* begin Exercise data *

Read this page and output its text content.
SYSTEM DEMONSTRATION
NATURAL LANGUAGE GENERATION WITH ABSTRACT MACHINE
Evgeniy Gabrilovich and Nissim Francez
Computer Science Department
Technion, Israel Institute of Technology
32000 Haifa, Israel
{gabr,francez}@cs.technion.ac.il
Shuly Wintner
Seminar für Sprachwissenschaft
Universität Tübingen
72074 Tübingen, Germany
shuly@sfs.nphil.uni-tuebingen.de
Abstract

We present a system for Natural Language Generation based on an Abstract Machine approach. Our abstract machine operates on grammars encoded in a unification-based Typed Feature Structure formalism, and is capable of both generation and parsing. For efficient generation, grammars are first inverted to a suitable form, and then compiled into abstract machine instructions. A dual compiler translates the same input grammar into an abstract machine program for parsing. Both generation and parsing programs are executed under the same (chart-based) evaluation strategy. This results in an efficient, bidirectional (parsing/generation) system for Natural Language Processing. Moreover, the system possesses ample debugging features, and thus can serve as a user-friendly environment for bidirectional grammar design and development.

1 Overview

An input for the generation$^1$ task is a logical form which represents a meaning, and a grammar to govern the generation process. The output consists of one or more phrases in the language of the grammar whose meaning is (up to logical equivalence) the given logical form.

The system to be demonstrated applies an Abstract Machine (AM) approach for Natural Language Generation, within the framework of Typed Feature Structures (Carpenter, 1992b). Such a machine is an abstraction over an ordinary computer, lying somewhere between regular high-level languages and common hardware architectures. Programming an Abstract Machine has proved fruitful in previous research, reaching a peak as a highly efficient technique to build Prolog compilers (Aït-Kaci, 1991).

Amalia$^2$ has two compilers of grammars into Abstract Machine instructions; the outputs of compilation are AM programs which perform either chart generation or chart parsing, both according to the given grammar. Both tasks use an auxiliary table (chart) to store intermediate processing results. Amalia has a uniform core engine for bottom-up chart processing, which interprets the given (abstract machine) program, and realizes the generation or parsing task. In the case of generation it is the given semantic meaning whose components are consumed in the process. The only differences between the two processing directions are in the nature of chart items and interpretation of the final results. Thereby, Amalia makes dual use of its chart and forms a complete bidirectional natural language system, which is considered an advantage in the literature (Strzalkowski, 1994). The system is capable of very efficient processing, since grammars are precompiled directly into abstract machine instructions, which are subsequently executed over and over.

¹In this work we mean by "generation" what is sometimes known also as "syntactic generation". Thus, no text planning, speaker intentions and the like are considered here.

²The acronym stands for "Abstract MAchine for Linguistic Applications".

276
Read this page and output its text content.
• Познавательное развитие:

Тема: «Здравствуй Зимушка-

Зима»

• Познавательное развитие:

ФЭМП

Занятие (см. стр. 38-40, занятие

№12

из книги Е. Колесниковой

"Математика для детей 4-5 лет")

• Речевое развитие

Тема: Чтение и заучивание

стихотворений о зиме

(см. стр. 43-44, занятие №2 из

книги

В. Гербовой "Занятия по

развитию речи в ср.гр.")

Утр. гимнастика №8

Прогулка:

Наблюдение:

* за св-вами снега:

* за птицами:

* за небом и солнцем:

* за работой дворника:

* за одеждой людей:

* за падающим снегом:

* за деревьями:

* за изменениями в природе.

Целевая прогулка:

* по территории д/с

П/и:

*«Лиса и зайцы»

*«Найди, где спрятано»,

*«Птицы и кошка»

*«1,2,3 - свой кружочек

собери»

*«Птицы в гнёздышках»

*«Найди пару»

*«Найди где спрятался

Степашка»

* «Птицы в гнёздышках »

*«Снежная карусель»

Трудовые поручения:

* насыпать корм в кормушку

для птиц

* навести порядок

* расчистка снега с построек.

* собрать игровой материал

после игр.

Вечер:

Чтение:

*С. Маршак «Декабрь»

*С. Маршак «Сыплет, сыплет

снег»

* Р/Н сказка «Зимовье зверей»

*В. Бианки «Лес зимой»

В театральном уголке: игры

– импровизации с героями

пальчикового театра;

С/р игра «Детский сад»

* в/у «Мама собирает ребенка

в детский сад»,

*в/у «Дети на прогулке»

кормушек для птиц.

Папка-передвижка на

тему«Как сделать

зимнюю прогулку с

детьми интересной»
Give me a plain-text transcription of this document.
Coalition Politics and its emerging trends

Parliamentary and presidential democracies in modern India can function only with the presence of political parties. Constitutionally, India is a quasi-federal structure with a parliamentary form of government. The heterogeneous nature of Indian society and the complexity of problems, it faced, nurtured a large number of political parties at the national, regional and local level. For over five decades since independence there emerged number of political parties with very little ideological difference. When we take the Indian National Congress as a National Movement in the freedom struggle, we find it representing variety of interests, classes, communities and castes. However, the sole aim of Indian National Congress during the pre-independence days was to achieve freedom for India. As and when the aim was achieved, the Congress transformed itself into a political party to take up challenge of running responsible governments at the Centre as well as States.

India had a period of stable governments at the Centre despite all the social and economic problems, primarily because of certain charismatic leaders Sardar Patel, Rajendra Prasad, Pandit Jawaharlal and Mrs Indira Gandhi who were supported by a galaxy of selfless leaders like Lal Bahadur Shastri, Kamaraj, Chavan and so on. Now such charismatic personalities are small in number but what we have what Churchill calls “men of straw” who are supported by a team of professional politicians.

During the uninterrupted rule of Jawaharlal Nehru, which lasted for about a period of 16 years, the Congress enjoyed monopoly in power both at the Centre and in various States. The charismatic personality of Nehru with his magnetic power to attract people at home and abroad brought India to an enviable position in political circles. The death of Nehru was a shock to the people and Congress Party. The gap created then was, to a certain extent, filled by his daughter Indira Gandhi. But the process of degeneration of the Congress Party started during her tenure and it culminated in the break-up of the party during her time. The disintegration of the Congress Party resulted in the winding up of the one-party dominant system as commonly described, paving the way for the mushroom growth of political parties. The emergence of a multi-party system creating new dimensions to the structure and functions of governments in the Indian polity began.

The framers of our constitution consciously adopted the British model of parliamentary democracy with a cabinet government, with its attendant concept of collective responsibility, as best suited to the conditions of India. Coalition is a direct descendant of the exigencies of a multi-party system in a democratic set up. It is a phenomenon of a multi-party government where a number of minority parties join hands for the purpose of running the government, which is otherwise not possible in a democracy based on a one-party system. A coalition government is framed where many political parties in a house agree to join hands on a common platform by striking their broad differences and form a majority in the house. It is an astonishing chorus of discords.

* end Exercise data *

Problem to solve
Extract all of the data above without altering anything.

The output
Read this page and output its text content.
SYSTEM DEMONSTRATION
NATURAL LANGUAGE GENERATION WITH ABSTRACT MACHINE
Evgeniy Gabrilovich and Nissim Francez
Computer Science Department
Technion, Israel Institute of Technology
32000 Haifa, Israel
{gabr,francez}@cs.technion.ac.il
Shuly Wintner
Seminar für Sprachwissenschaft
Universität Tübingen
72074 Tübingen, Germany
shuly@sfs.nphil.uni-tuebingen.de
Abstract

We present a system for Natural Language Generation based on an Abstract Machine approach. Our abstract machine operates on grammars encoded in a unification-based Typed Feature Structure formalism, and is capable of both generation and parsing. For efficient generation, grammars are first inverted to a suitable form, and then compiled into abstract machine instructions. A dual compiler translates the same input grammar into an abstract machine program for parsing. Both generation and parsing programs are executed under the same (chart-based) evaluation strategy. This results in an efficient, bidirectional (parsing/generation) system for Natural Language Processing. Moreover, the system possesses ample debugging features, and thus can serve as a user-friendly environment for bidirectional grammar design and development.

1 Overview

An input for the generation$^1$ task is a logical form which represents a meaning, and a grammar to govern the generation process. The output consists of one or more phrases in the language of the grammar whose meaning is (up to logical equivalence) the given logical form.

The system to be demonstrated applies an Abstract Machine (AM) approach for Natural Language Generation, within the framework of Typed Feature Structures (Carpenter, 1992b). Such a machine is an abstraction over an ordinary computer, lying somewhere between regular high-level languages and common hardware architectures. Programming an Abstract Machine has proved fruitful in previous research, reaching a peak as a highly efficient technique to build Prolog compilers (Aït-Kaci, 1991).

Amalia$^2$ has two compilers of grammars into Abstract Machine instructions; the outputs of compilation are AM programs which perform either chart generation or chart parsing, both according to the given grammar. Both tasks use an auxiliary table (chart) to store intermediate processing results. Amalia has a uniform core engine for bottom-up chart processing, which interprets the given (abstract machine) program, and realizes the generation or parsing task. In the case of generation it is the given semantic meaning whose components are consumed in the process. The only differences between the two processing directions are in the nature of chart items and interpretation of the final results. Thereby, Amalia makes dual use of its chart and forms a complete bidirectional natural language system, which is considered an advantage in the literature (Strzalkowski, 1994). The system is capable of very efficient processing, since grammars are precompiled directly into abstract machine instructions, which are subsequently executed over and over.

¹In this work we mean by "generation" what is sometimes known also as "syntactic generation". Thus, no text planning, speaker intentions and the like are considered here.

²The acronym stands for "Abstract MAchine for Linguistic Applications".

276
Read this page and output its text content.
• Познавательное развитие:

Тема: «Здравствуй Зимушка-

Зима»

• Познавательное развитие:

ФЭМП

Занятие (см. стр. 38-40, занятие

№12

из книги Е. Колесниковой

"Математика для детей 4-5 лет")

• Речевое развитие

Тема: Чтение и заучивание

стихотворений о зиме

(см. стр. 43-44, занятие №2 из

книги

В. Гербовой "Занятия по

развитию речи в ср.гр.")

Утр. гимнастика №8

Прогулка:

Наблюдение:

* за св-вами снега:

* за птицами:

* за небом и солнцем:

* за работой дворника:

* за одеждой людей:

* за падающим снегом:

* за деревьями:

* за изменениями в природе.

Целевая прогулка:

* по территории д/с

П/и:

*«Лиса и зайцы»

*«Найди, где спрятано»,

*«Птицы и кошка»

*«1,2,3 - свой кружочек

собери»

*«Птицы в гнёздышках»

*«Найди пару»

*«Найди где спрятался

Степашка»

* «Птицы в гнёздышках »

*«Снежная карусель»

Трудовые поручения:

* насыпать корм в кормушку

для птиц

* навести порядок

* расчистка снега с построек.

* собрать игровой материал

после игр.

Вечер:

Чтение:

*С. Маршак «Декабрь»

*С. Маршак «Сыплет, сыплет

снег»

* Р/Н сказка «Зимовье зверей»

*В. Бианки «Лес зимой»

В театральном уголке: игры

– импровизации с героями

пальчикового театра;

С/р игра «Детский сад»

* в/у «Мама собирает ребенка

в детский сад»,

*в/у «Дети на прогулке»

кормушек для птиц.

Папка-передвижка на

тему«Как сделать

зимнюю прогулку с

детьми интересной»
Give me a plain-text transcription of this document.
Coalition Politics and its emerging trends

Parliamentary and presidential democracies in modern India can function only with the presence of political parties. Constitutionally, India is a quasi-federal structure with a parliamentary form of government. The heterogeneous nature of Indian society and the complexity of problems, it faced, nurtured a large number of political parties at the national, regional and local level. For over five decades since independence there emerged number of political parties with very little ideological difference. When we take the Indian National Congress as a National Movement in the freedom struggle, we find it representing variety of interests, classes, communities and castes. However, the sole aim of Indian National Congress during the pre-independence days was to achieve freedom for India. As and when the aim was achieved, the Congress transformed itself into a political party to take up challenge of running responsible governments at the Centre as well as States.

India had a period of stable governments at the Centre despite all the social and economic problems, primarily because of certain charismatic leaders Sardar Patel, Rajendra Prasad, Pandit Jawaharlal and Mrs Indira Gandhi who were supported by a galaxy of selfless leaders like Lal Bahadur Shastri, Kamaraj, Chavan and so on. Now such charismatic personalities are small in number but what we have what Churchill calls “men of straw” who are supported by a team of professional politicians.

During the uninterrupted rule of Jawaharlal Nehru, which lasted for about a period of 16 years, the Congress enjoyed monopoly in power both at the Centre and in various States. The charismatic personality of Nehru with his magnetic power to attract people at home and abroad brought India to an enviable position in political circles. The death of Nehru was a shock to the people and Congress Party. The gap created then was, to a certain extent, filled by his daughter Indira Gandhi. But the process of degeneration of the Congress Party started during her tenure and it culminated in the break-up of the party during her time. The disintegration of the Congress Party resulted in the winding up of the one-party dominant system as commonly described, paving the way for the mushroom growth of political parties. The emergence of a multi-party system creating new dimensions to the structure and functions of governments in the Indian polity began.

The framers of our constitution consciously adopted the British model of parliamentary democracy with a cabinet government, with its attendant concept of collective responsibility, as best suited to the conditions of India. Coalition is a direct descendant of the exigencies of a multi-party system in a democratic set up. It is a phenomenon of a multi-party government where a number of minority parties join hands for the purpose of running the government, which is otherwise not possible in a democracy based on a one-party system. A coalition government is framed where many political parties in a house agree to join hands on a common platform by striking their broad differences and form a majority in the house. It is an astonishing chorus of discords.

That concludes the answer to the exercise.